◆ Exercise instructions ◆
Copy the blog post about feeling like an exhausted superwoman, beginning at the words "It's been an" and stopping after "will they cope?", and swap "boots" for "sneakers".

◆ Page extract ◆
Saturday, February 21, 2015

Feeling like an exhausted and emotional superwoman!

Here I am, sitting in the car while J-Bear naps.  Laptop leaning against the steering wheel.  Snow steadily falling.  Coffee beside me.  Blogging to begin.

It's been an emotional few days.  Those of you who aren't in the Greater Toronto Area wouldn't necessarily know the terrible story of a three year old boy who left his grandmother's apartment at 4am in the frigid temperatures wearing only a pull up, t-shirt, and boots.  He was found 300m away 6 hours later.  I can't stop thinking about him and his family.  My only way to understand this is that it was late and cold and he just curled up and went to sleep without suffering.  The cold has been so intense that there have been cold weather alerts for days - students haven't played outside during recess, fingers are frozen through gloves within seconds.  And the poor family - waking up to find out they will never see their little man again.  How will they cope?

◆ Extracted records ◆
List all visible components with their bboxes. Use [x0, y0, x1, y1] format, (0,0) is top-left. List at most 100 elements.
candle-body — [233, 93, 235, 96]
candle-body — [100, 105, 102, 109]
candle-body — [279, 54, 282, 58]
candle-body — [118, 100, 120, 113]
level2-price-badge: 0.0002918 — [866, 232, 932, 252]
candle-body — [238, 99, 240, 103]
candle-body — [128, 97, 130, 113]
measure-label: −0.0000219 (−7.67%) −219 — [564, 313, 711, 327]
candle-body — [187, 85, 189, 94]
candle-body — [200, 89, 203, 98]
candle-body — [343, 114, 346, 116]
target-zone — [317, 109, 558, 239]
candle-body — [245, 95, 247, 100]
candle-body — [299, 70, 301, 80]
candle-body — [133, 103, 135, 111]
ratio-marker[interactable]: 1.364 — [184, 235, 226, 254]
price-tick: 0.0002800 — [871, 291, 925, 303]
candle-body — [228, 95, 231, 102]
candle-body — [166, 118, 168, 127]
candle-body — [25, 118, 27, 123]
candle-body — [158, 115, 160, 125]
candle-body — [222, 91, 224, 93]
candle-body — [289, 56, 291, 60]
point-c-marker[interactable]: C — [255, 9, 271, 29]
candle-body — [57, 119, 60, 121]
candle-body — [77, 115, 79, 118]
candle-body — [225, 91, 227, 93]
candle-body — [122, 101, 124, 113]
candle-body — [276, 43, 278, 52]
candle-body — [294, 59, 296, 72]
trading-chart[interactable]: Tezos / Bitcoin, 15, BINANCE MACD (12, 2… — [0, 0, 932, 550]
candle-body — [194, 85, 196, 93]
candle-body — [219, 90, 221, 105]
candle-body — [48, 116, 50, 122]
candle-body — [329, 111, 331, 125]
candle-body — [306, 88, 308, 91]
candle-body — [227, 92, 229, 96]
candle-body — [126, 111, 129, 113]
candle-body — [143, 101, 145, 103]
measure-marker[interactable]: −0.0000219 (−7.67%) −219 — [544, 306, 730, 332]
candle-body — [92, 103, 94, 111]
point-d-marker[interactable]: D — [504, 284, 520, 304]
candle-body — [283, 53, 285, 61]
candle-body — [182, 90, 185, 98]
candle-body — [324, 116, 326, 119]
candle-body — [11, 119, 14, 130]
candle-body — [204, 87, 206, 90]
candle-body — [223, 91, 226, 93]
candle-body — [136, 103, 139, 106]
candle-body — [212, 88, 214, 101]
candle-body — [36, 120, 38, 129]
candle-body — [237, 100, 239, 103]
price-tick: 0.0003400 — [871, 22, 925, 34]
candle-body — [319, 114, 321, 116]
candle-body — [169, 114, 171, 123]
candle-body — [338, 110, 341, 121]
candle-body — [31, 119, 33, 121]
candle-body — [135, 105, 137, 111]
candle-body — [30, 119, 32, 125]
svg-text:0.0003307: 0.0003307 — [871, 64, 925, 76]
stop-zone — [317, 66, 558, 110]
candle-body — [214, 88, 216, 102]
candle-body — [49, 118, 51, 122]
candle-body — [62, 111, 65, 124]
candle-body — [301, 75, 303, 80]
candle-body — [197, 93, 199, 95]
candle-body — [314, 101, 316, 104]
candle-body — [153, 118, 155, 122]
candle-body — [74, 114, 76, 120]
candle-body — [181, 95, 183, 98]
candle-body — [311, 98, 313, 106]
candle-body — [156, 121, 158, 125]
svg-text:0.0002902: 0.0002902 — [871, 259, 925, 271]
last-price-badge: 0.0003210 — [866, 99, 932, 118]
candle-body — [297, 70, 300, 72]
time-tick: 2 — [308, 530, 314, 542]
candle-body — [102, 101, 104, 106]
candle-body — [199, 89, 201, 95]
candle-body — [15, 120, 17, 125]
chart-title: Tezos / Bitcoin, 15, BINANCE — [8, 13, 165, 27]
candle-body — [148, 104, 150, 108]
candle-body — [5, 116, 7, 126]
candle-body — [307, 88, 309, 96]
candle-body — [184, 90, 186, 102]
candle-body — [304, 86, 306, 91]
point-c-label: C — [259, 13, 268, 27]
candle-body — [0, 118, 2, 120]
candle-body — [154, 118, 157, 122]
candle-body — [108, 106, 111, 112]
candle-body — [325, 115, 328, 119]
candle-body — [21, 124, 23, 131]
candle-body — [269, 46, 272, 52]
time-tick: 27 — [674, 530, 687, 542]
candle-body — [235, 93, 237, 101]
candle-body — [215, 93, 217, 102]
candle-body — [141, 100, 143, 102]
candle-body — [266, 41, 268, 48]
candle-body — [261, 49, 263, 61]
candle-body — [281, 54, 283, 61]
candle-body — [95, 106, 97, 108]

◆ Completed exercise ◆
It's been an emotional few days.  Those of you who aren't in the Greater Toronto Area wouldn't necessarily know the terrible story of a three year old boy who left his grandmother's apartment at 4am in the frigid temperatures wearing only a pull up, t-shirt, and sneakers.  He was found 300m away 6 hours later.  I can't stop thinking about him and his family.  My only way to understand this is that it was late and cold and he just curled up and went to sleep without suffering.  The cold has been so intense that there have been cold weather alerts for days - students haven't played outside during recess, fingers are frozen through gloves within seconds.  And the poor family - waking up to find out they will never see their little man again.  How will they cope?